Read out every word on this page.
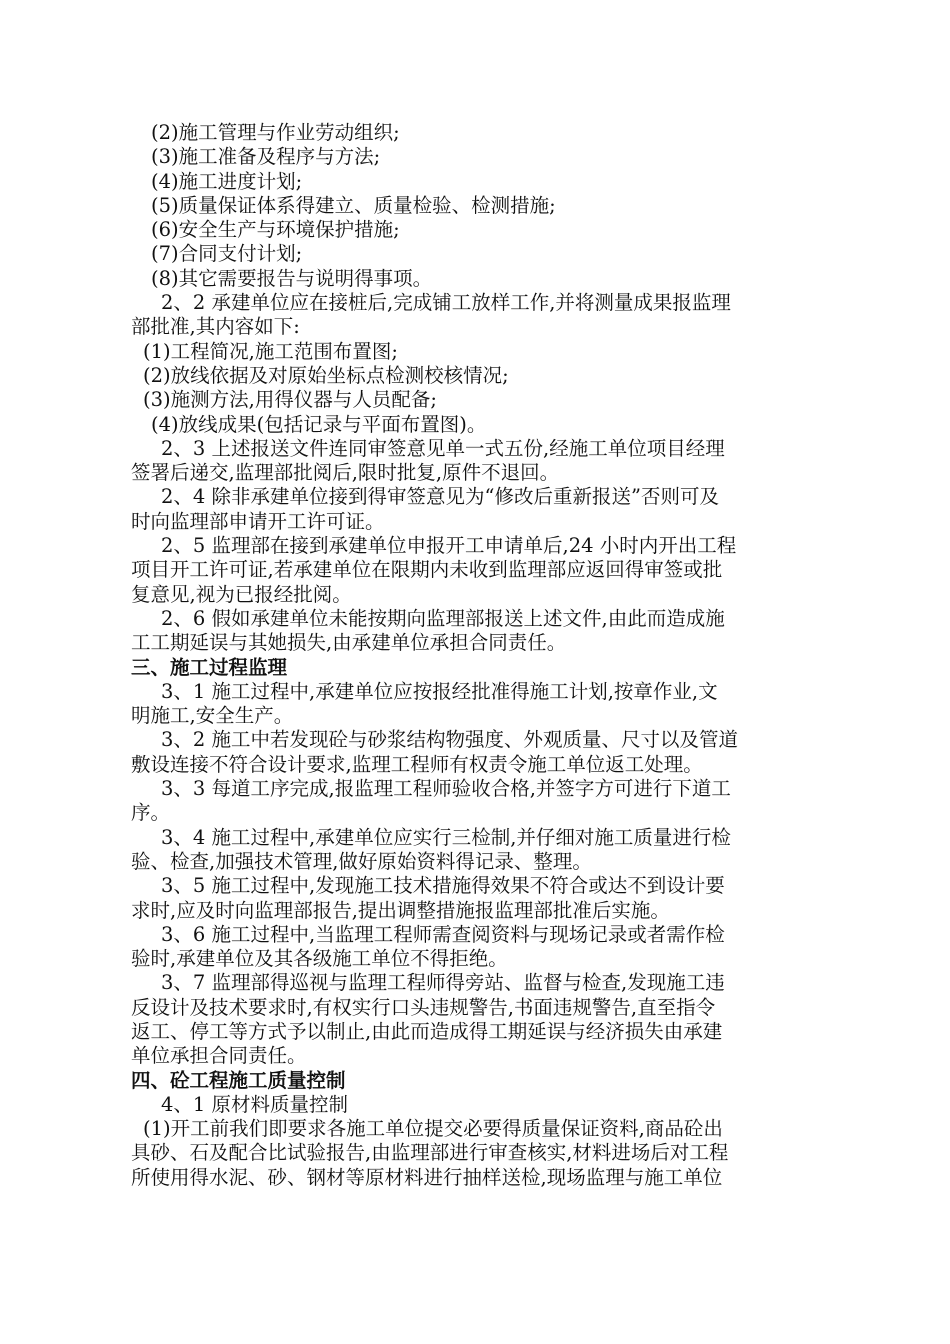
(2)施工管理与作业劳动组织;
(3)施工准备及程序与方法;
(4)施工进度计划;
(5)质量保证体系得建立、质量检验、检测措施;
(6)安全生产与环境保护措施;
(7)合同支付计划;
(8)其它需要报告与说明得事项。
2、2 承建单位应在接桩后,完成铺工放样工作,并将测量成果报监理
部批准,其内容如下:
(1)工程简况,施工范围布置图;
(2)放线依据及对原始坐标点检测校核情况;
(3)施测方法,用得仪器与人员配备;
(4)放线成果(包括记录与平面布置图)。
2、3 上述报送文件连同审签意见单一式五份,经施工单位项目经理
签署后递交,监理部批阅后,限时批复,原件不退回。
2、4 除非承建单位接到得审签意见为“修改后重新报送”否则可及
时向监理部申请开工许可证。
2、5 监理部在接到承建单位申报开工申请单后,24 小时内开出工程
项目开工许可证,若承建单位在限期内未收到监理部应返回得审签或批
复意见,视为已报经批阅。
2、6 假如承建单位未能按期向监理部报送上述文件,由此而造成施
工工期延误与其她损失,由承建单位承担合同责任。
三、施工过程监理
3、1 施工过程中,承建单位应按报经批准得施工计划,按章作业,文
明施工,安全生产。
3、2 施工中若发现砼与砂浆结构物强度、外观质量、尺寸以及管道
敷设连接不符合设计要求,监理工程师有权责令施工单位返工处理。
3、3 每道工序完成,报监理工程师验收合格,并签字方可进行下道工
序。
3、4 施工过程中,承建单位应实行三检制,并仔细对施工质量进行检
验、检查,加强技术管理,做好原始资料得记录、整理。
3、5 施工过程中,发现施工技术措施得效果不符合或达不到设计要
求时,应及时向监理部报告,提出调整措施报监理部批准后实施。
3、6 施工过程中,当监理工程师需查阅资料与现场记录或者需作检
验时,承建单位及其各级施工单位不得拒绝。
3、7 监理部得巡视与监理工程师得旁站、监督与检查,发现施工违
反设计及技术要求时,有权实行口头违规警告,书面违规警告,直至指令
返工、停工等方式予以制止,由此而造成得工期延误与经济损失由承建
单位承担合同责任。
四、砼工程施工质量控制
4、1 原材料质量控制
(1)开工前我们即要求各施工单位提交必要得质量保证资料,商品砼出
具砂、石及配合比试验报告,由监理部进行审查核实,材料进场后对工程
所使用得水泥、砂、钢材等原材料进行抽样送检,现场监理与施工单位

What this task involves: Write the lines above out again exactly, without any of their pictures.

Completed task:
Read out every word on this page.
(2)施工管理与作业劳动组织;
(3)施工准备及程序与方法;
(4)施工进度计划;
(5)质量保证体系得建立、质量检验、检测措施;
(6)安全生产与环境保护措施;
(7)合同支付计划;
(8)其它需要报告与说明得事项。
2、2 承建单位应在接桩后,完成铺工放样工作,并将测量成果报监理
部批准,其内容如下:
(1)工程简况,施工范围布置图;
(2)放线依据及对原始坐标点检测校核情况;
(3)施测方法,用得仪器与人员配备;
(4)放线成果(包括记录与平面布置图)。
2、3 上述报送文件连同审签意见单一式五份,经施工单位项目经理
签署后递交,监理部批阅后,限时批复,原件不退回。
2、4 除非承建单位接到得审签意见为“修改后重新报送”否则可及
时向监理部申请开工许可证。
2、5 监理部在接到承建单位申报开工申请单后,24 小时内开出工程
项目开工许可证,若承建单位在限期内未收到监理部应返回得审签或批
复意见,视为已报经批阅。
2、6 假如承建单位未能按期向监理部报送上述文件,由此而造成施
工工期延误与其她损失,由承建单位承担合同责任。
三、施工过程监理
3、1 施工过程中,承建单位应按报经批准得施工计划,按章作业,文
明施工,安全生产。
3、2 施工中若发现砼与砂浆结构物强度、外观质量、尺寸以及管道
敷设连接不符合设计要求,监理工程师有权责令施工单位返工处理。
3、3 每道工序完成,报监理工程师验收合格,并签字方可进行下道工
序。
3、4 施工过程中,承建单位应实行三检制,并仔细对施工质量进行检
验、检查,加强技术管理,做好原始资料得记录、整理。
3、5 施工过程中,发现施工技术措施得效果不符合或达不到设计要
求时,应及时向监理部报告,提出调整措施报监理部批准后实施。
3、6 施工过程中,当监理工程师需查阅资料与现场记录或者需作检
验时,承建单位及其各级施工单位不得拒绝。
3、7 监理部得巡视与监理工程师得旁站、监督与检查,发现施工违
反设计及技术要求时,有权实行口头违规警告,书面违规警告,直至指令
返工、停工等方式予以制止,由此而造成得工期延误与经济损失由承建
单位承担合同责任。
四、砼工程施工质量控制
4、1 原材料质量控制
(1)开工前我们即要求各施工单位提交必要得质量保证资料,商品砼出
具砂、石及配合比试验报告,由监理部进行审查核实,材料进场后对工程
所使用得水泥、砂、钢材等原材料进行抽样送检,现场监理与施工单位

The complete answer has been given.